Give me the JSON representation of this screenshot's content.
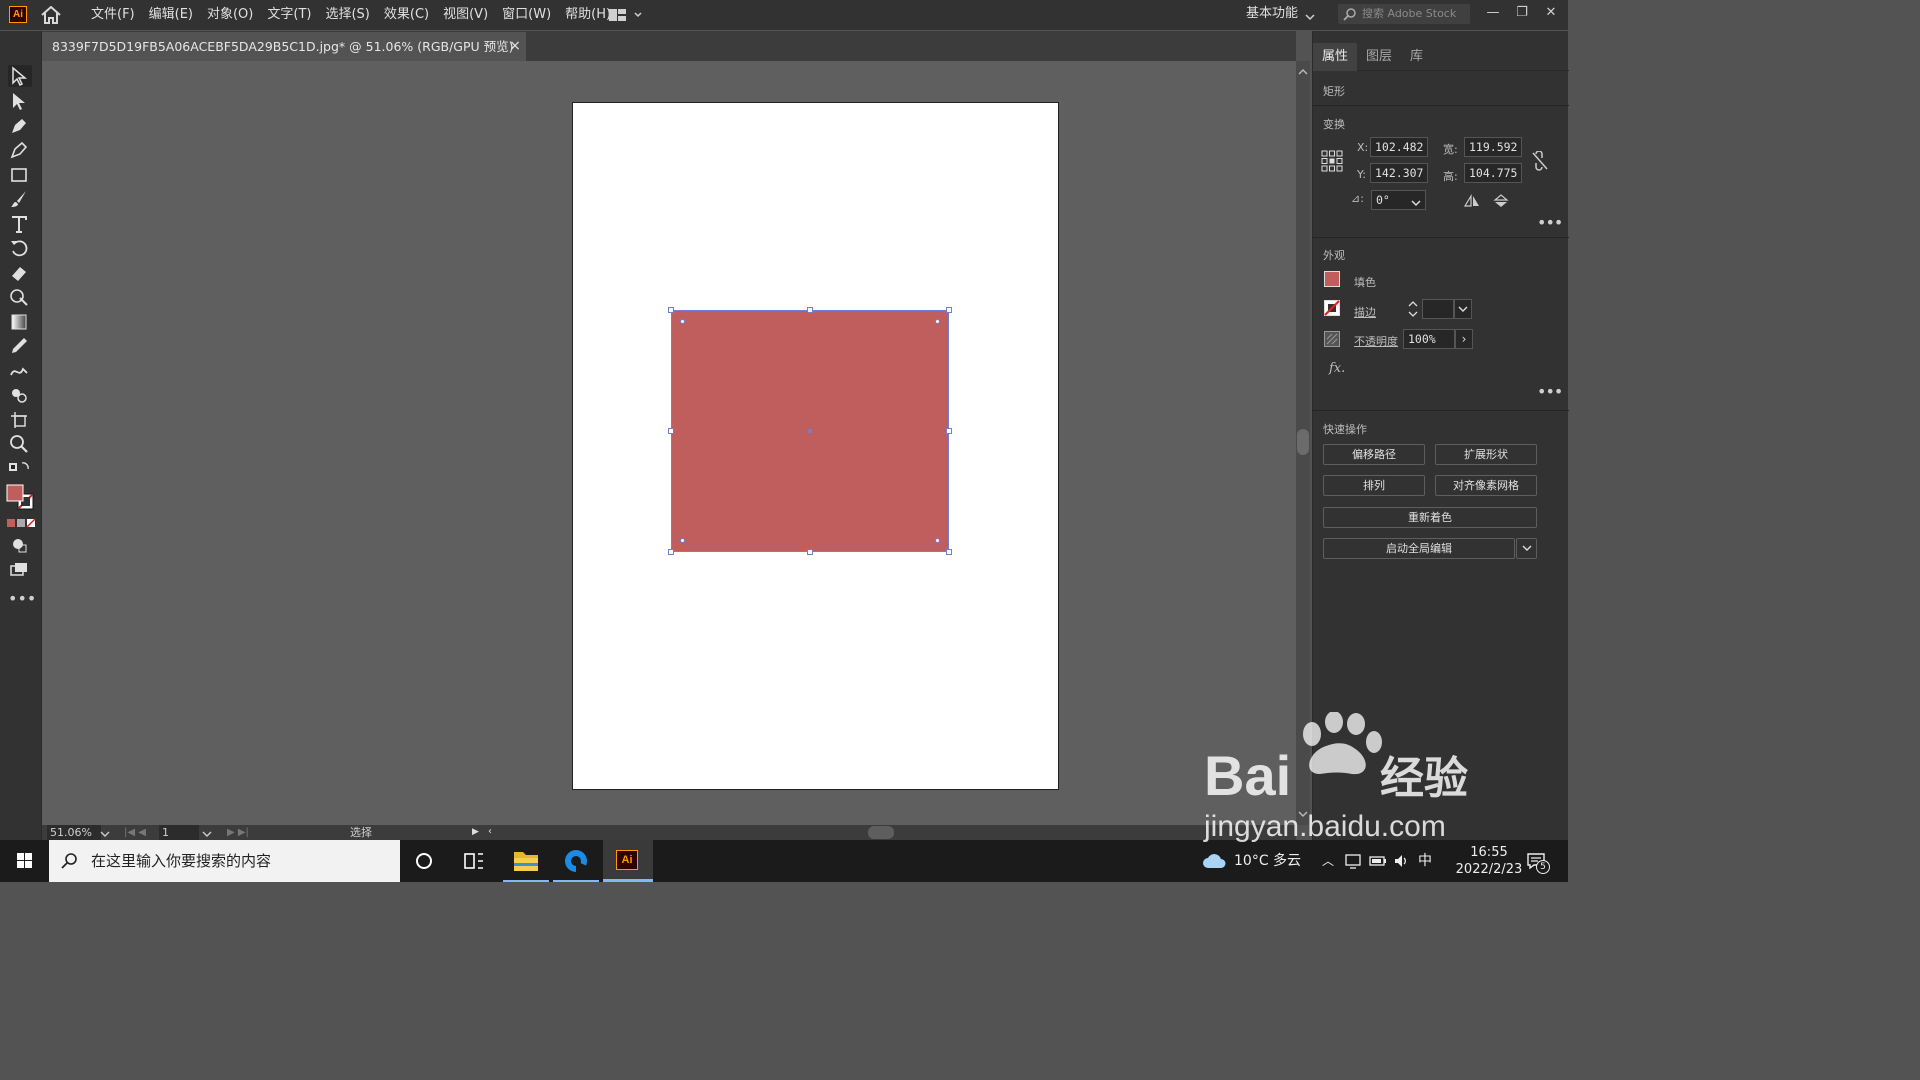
{
  "app": {
    "logo_text": "Ai"
  },
  "menubar": {
    "items": [
      "文件(F)",
      "编辑(E)",
      "对象(O)",
      "文字(T)",
      "选择(S)",
      "效果(C)",
      "视图(V)",
      "窗口(W)",
      "帮助(H)"
    ],
    "workspace_label": "基本功能",
    "stock_placeholder": "搜索 Adobe Stock"
  },
  "document": {
    "tab_title": "8339F7D5D19FB5A06ACEBF5DA29B5C1D.jpg* @ 51.06% (RGB/GPU 预览)",
    "close_glyph": "×"
  },
  "shape": {
    "fill_color": "#c05e5e"
  },
  "status": {
    "zoom": "51.06%",
    "page": "1",
    "tool_mode": "选择"
  },
  "panel": {
    "tabs": [
      "属性",
      "图层",
      "库"
    ],
    "object_type": "矩形",
    "transform": {
      "section_label": "变换",
      "x_label": "X:",
      "x": "102.482",
      "y_label": "Y:",
      "y": "142.307",
      "w_label": "宽:",
      "w": "119.592",
      "h_label": "高:",
      "h": "104.775",
      "angle_label": "⊿:",
      "angle": "0°"
    },
    "appearance": {
      "section_label": "外观",
      "fill_label": "填色",
      "stroke_label": "描边",
      "opacity_label": "不透明度",
      "opacity": "100%",
      "fx_label": "fx."
    },
    "quick_actions": {
      "section_label": "快速操作",
      "offset_path": "偏移路径",
      "expand_shape": "扩展形状",
      "arrange": "排列",
      "align_pixel_grid": "对齐像素网格",
      "recolor": "重新着色",
      "global_edit": "启动全局编辑"
    }
  },
  "taskbar": {
    "search_placeholder": "在这里输入你要搜索的内容",
    "weather": "10°C 多云",
    "ime": "中",
    "time": "16:55",
    "date": "2022/2/23",
    "notification_count": "5",
    "ai_label": "Ai"
  },
  "watermark": {
    "brand": "Bai",
    "brand2": "经验",
    "url": "jingyan.baidu.com"
  }
}
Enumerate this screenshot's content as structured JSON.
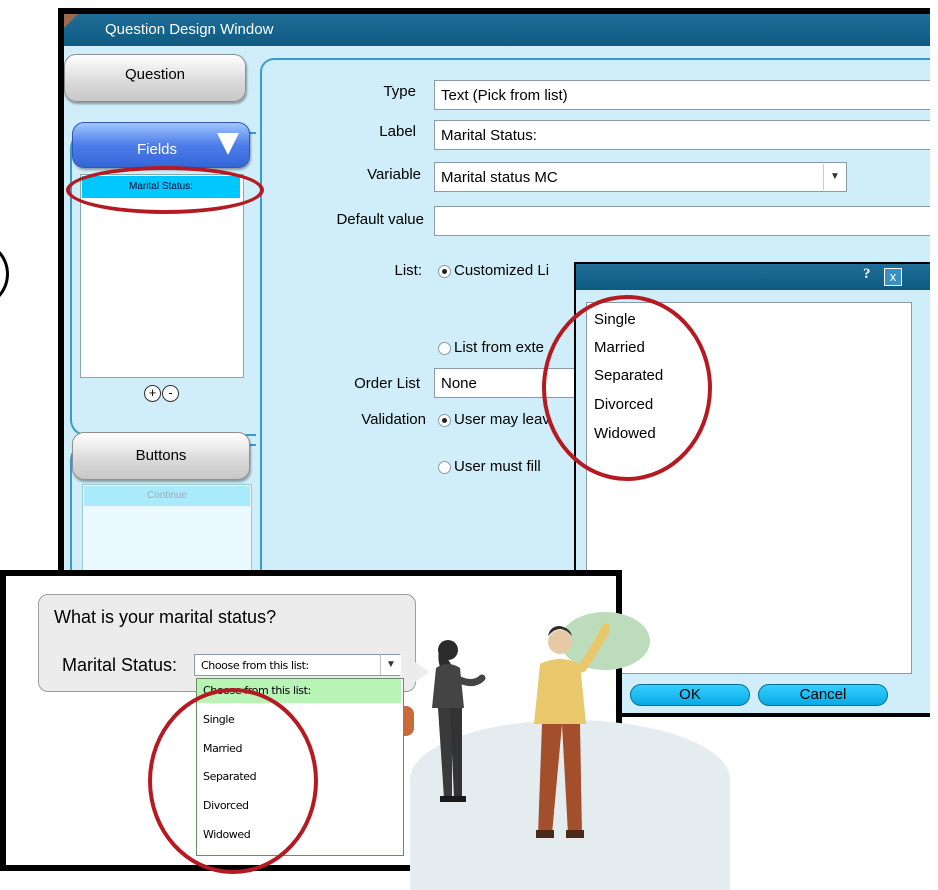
{
  "design_window": {
    "title": "Question Design Window",
    "tabs": {
      "question": "Question",
      "fields": "Fields",
      "buttons": "Buttons"
    },
    "fields_list": [
      "Marital Status:"
    ],
    "fields_add": "+",
    "fields_remove": "-",
    "buttons_list": [
      "Continue"
    ],
    "form": {
      "type_label": "Type",
      "type_value": "Text (Pick from list)",
      "label_label": "Label",
      "label_value": "Marital Status:",
      "variable_label": "Variable",
      "variable_value": "Marital status MC",
      "default_label": "Default value",
      "default_value": "",
      "list_label": "List:",
      "list_customized": "Customized Li",
      "list_external": "List from exte",
      "order_label": "Order List",
      "order_value": "None",
      "validation_label": "Validation",
      "validation_opt1": "User may leav",
      "validation_opt2": "User must fill"
    }
  },
  "list_dialog": {
    "help": "?",
    "close": "x",
    "items": [
      "Single",
      "Married",
      "Separated",
      "Divorced",
      "Widowed"
    ],
    "ok": "OK",
    "cancel": "Cancel"
  },
  "preview": {
    "prompt": "What is your marital status?",
    "field_label": "Marital Status:",
    "select_value": "Choose from this list:",
    "options": [
      "Choose from this list:",
      "Single",
      "Married",
      "Separated",
      "Divorced",
      "Widowed"
    ]
  },
  "colors": {
    "annotation": "#b51922",
    "title_bar": "#0e5a83",
    "window_bg": "#cfeefa",
    "selection": "#00c8ff",
    "dropdown_highlight": "#b7f4b6"
  },
  "icons": {
    "add": "plus-icon",
    "remove": "minus-icon",
    "help": "help-icon",
    "close": "close-icon",
    "dropdown": "chevron-down-icon"
  }
}
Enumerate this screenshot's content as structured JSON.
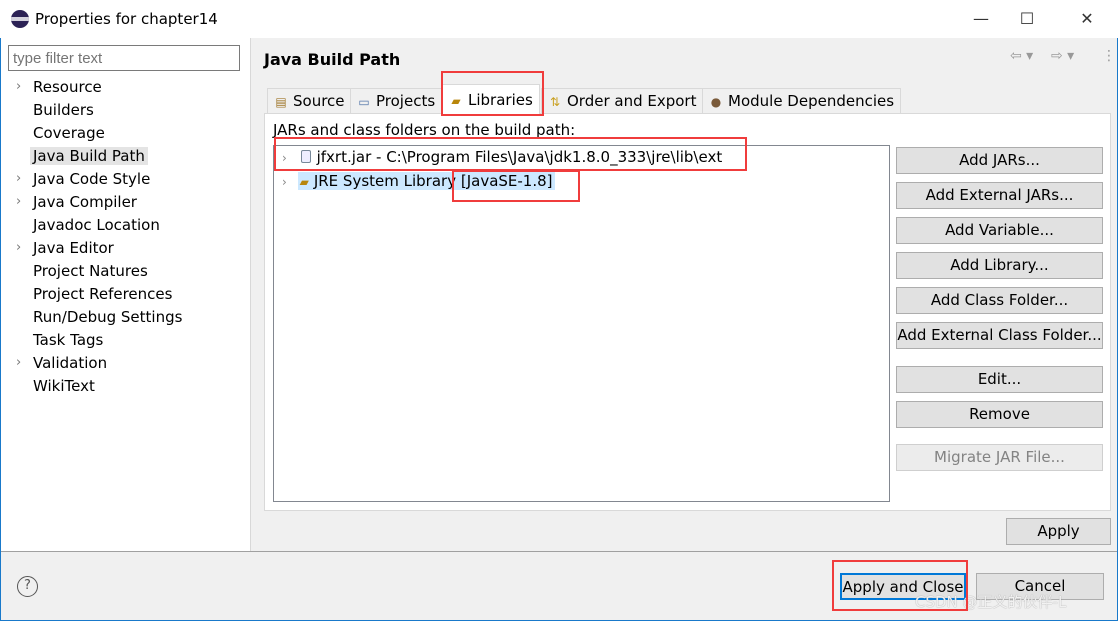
{
  "window": {
    "title": "Properties for chapter14",
    "controls": [
      "—",
      "☐",
      "✕"
    ]
  },
  "filter": {
    "placeholder": "type filter text"
  },
  "tree": [
    {
      "label": "Resource",
      "expandable": true
    },
    {
      "label": "Builders",
      "expandable": false
    },
    {
      "label": "Coverage",
      "expandable": false
    },
    {
      "label": "Java Build Path",
      "expandable": false,
      "selected": true
    },
    {
      "label": "Java Code Style",
      "expandable": true
    },
    {
      "label": "Java Compiler",
      "expandable": true
    },
    {
      "label": "Javadoc Location",
      "expandable": false
    },
    {
      "label": "Java Editor",
      "expandable": true
    },
    {
      "label": "Project Natures",
      "expandable": false
    },
    {
      "label": "Project References",
      "expandable": false
    },
    {
      "label": "Run/Debug Settings",
      "expandable": false
    },
    {
      "label": "Task Tags",
      "expandable": false
    },
    {
      "label": "Validation",
      "expandable": true
    },
    {
      "label": "WikiText",
      "expandable": false
    }
  ],
  "page": {
    "title": "Java Build Path"
  },
  "tabs": [
    {
      "label": "Source",
      "icon": "source-folder-icon"
    },
    {
      "label": "Projects",
      "icon": "folder-icon"
    },
    {
      "label": "Libraries",
      "icon": "library-icon",
      "active": true
    },
    {
      "label": "Order and Export",
      "icon": "order-icon"
    },
    {
      "label": "Module Dependencies",
      "icon": "module-icon"
    }
  ],
  "libraries": {
    "caption": "JARs and class folders on the build path:",
    "entries": [
      {
        "name": "jfxrt.jar - C:\\Program Files\\Java\\jdk1.8.0_333\\jre\\lib\\ext",
        "icon": "jar-icon"
      },
      {
        "name": "JRE System Library",
        "suffix": "[JavaSE-1.8]",
        "icon": "library-icon",
        "selected": true
      }
    ],
    "buttons": [
      "Add JARs...",
      "Add External JARs...",
      "Add Variable...",
      "Add Library...",
      "Add Class Folder...",
      "Add External Class Folder...",
      "Edit...",
      "Remove",
      "Migrate JAR File..."
    ]
  },
  "footer": {
    "apply": "Apply",
    "apply_close": "Apply and Close",
    "cancel": "Cancel",
    "help": "?",
    "watermark": "CSDN @正义的伙伴-L"
  },
  "colors": {
    "highlight": "#f03c3c",
    "accent": "#0078d7",
    "selection": "#cce8ff"
  }
}
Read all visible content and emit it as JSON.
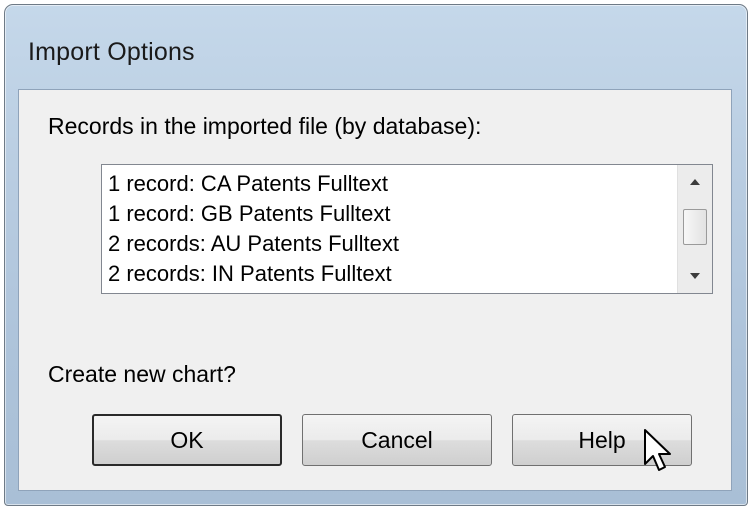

=====

WHAT IS REQUIRED: Reproduce every line of the material precisely, omitting its pictures.

ANSWER TO THIS TASK:
Give me the JSON representation of this screenshot's content.
{
  "app": {
    "logo_text": "Ai"
  },
  "menubar": {
    "items": [
      "文件(F)",
      "编辑(E)",
      "对象(O)",
      "文字(T)",
      "选择(S)",
      "效果(C)",
      "视图(V)",
      "窗口(W)",
      "帮助(H)"
    ],
    "workspace_label": "基本功能",
    "stock_placeholder": "搜索 Adobe Stock"
  },
  "document": {
    "tab_title": "8339F7D5D19FB5A06ACEBF5DA29B5C1D.jpg* @ 51.06% (RGB/GPU 预览)",
    "close_glyph": "×"
  },
  "shape": {
    "fill_color": "#c05e5e"
  },
  "status": {
    "zoom": "51.06%",
    "page": "1",
    "tool_mode": "选择"
  },
  "panel": {
    "tabs": [
      "属性",
      "图层",
      "库"
    ],
    "object_type": "矩形",
    "transform": {
      "section_label": "变换",
      "x_label": "X:",
      "x": "102.482",
      "y_label": "Y:",
      "y": "142.307",
      "w_label": "宽:",
      "w": "119.592",
      "h_label": "高:",
      "h": "104.775",
      "angle_label": "⊿:",
      "angle": "0°"
    },
    "appearance": {
      "section_label": "外观",
      "fill_label": "填色",
      "stroke_label": "描边",
      "opacity_label": "不透明度",
      "opacity": "100%",
      "fx_label": "fx."
    },
    "quick_actions": {
      "section_label": "快速操作",
      "offset_path": "偏移路径",
      "expand_shape": "扩展形状",
      "arrange": "排列",
      "align_pixel_grid": "对齐像素网格",
      "recolor": "重新着色",
      "global_edit": "启动全局编辑"
    }
  },
  "taskbar": {
    "search_placeholder": "在这里输入你要搜索的内容",
    "weather": "10°C 多云",
    "ime": "中",
    "time": "16:55",
    "date": "2022/2/23",
    "notification_count": "5",
    "ai_label": "Ai"
  },
  "watermark": {
    "brand": "Bai",
    "brand2": "经验",
    "url": "jingyan.baidu.com"
  }
}
Enumerate this screenshot's content as structured JSON.
{
  "design_window": {
    "title": "Question Design Window",
    "tabs": {
      "question": "Question",
      "fields": "Fields",
      "buttons": "Buttons"
    },
    "fields_list": [
      "Marital Status:"
    ],
    "fields_add": "+",
    "fields_remove": "-",
    "buttons_list": [
      "Continue"
    ],
    "form": {
      "type_label": "Type",
      "type_value": "Text (Pick from list)",
      "label_label": "Label",
      "label_value": "Marital Status:",
      "variable_label": "Variable",
      "variable_value": "Marital status MC",
      "default_label": "Default value",
      "default_value": "",
      "list_label": "List:",
      "list_customized": "Customized Li",
      "list_external": "List from exte",
      "order_label": "Order List",
      "order_value": "None",
      "validation_label": "Validation",
      "validation_opt1": "User may leav",
      "validation_opt2": "User must fill"
    }
  },
  "list_dialog": {
    "help": "?",
    "close": "x",
    "items": [
      "Single",
      "Married",
      "Separated",
      "Divorced",
      "Widowed"
    ],
    "ok": "OK",
    "cancel": "Cancel"
  },
  "preview": {
    "prompt": "What is your marital status?",
    "field_label": "Marital Status:",
    "select_value": "Choose from this list:",
    "options": [
      "Choose from this list:",
      "Single",
      "Married",
      "Separated",
      "Divorced",
      "Widowed"
    ]
  },
  "colors": {
    "annotation": "#b51922",
    "title_bar": "#0e5a83",
    "window_bg": "#cfeefa",
    "selection": "#00c8ff",
    "dropdown_highlight": "#b7f4b6"
  },
  "icons": {
    "add": "plus-icon",
    "remove": "minus-icon",
    "help": "help-icon",
    "close": "close-icon",
    "dropdown": "chevron-down-icon"
  }
}
Enumerate this screenshot's content as structured JSON.
{
  "window": {
    "title": "Properties for chapter14",
    "controls": [
      "—",
      "☐",
      "✕"
    ]
  },
  "filter": {
    "placeholder": "type filter text"
  },
  "tree": [
    {
      "label": "Resource",
      "expandable": true
    },
    {
      "label": "Builders",
      "expandable": false
    },
    {
      "label": "Coverage",
      "expandable": false
    },
    {
      "label": "Java Build Path",
      "expandable": false,
      "selected": true
    },
    {
      "label": "Java Code Style",
      "expandable": true
    },
    {
      "label": "Java Compiler",
      "expandable": true
    },
    {
      "label": "Javadoc Location",
      "expandable": false
    },
    {
      "label": "Java Editor",
      "expandable": true
    },
    {
      "label": "Project Natures",
      "expandable": false
    },
    {
      "label": "Project References",
      "expandable": false
    },
    {
      "label": "Run/Debug Settings",
      "expandable": false
    },
    {
      "label": "Task Tags",
      "expandable": false
    },
    {
      "label": "Validation",
      "expandable": true
    },
    {
      "label": "WikiText",
      "expandable": false
    }
  ],
  "page": {
    "title": "Java Build Path"
  },
  "tabs": [
    {
      "label": "Source",
      "icon": "source-folder-icon"
    },
    {
      "label": "Projects",
      "icon": "folder-icon"
    },
    {
      "label": "Libraries",
      "icon": "library-icon",
      "active": true
    },
    {
      "label": "Order and Export",
      "icon": "order-icon"
    },
    {
      "label": "Module Dependencies",
      "icon": "module-icon"
    }
  ],
  "libraries": {
    "caption": "JARs and class folders on the build path:",
    "entries": [
      {
        "name": "jfxrt.jar - C:\\Program Files\\Java\\jdk1.8.0_333\\jre\\lib\\ext",
        "icon": "jar-icon"
      },
      {
        "name": "JRE System Library",
        "suffix": "[JavaSE-1.8]",
        "icon": "library-icon",
        "selected": true
      }
    ],
    "buttons": [
      "Add JARs...",
      "Add External JARs...",
      "Add Variable...",
      "Add Library...",
      "Add Class Folder...",
      "Add External Class Folder...",
      "Edit...",
      "Remove",
      "Migrate JAR File..."
    ]
  },
  "footer": {
    "apply": "Apply",
    "apply_close": "Apply and Close",
    "cancel": "Cancel",
    "help": "?",
    "watermark": "CSDN @正义的伙伴-L"
  },
  "colors": {
    "highlight": "#f03c3c",
    "accent": "#0078d7",
    "selection": "#cce8ff"
  }
}
Read all visible content and emit it as JSON.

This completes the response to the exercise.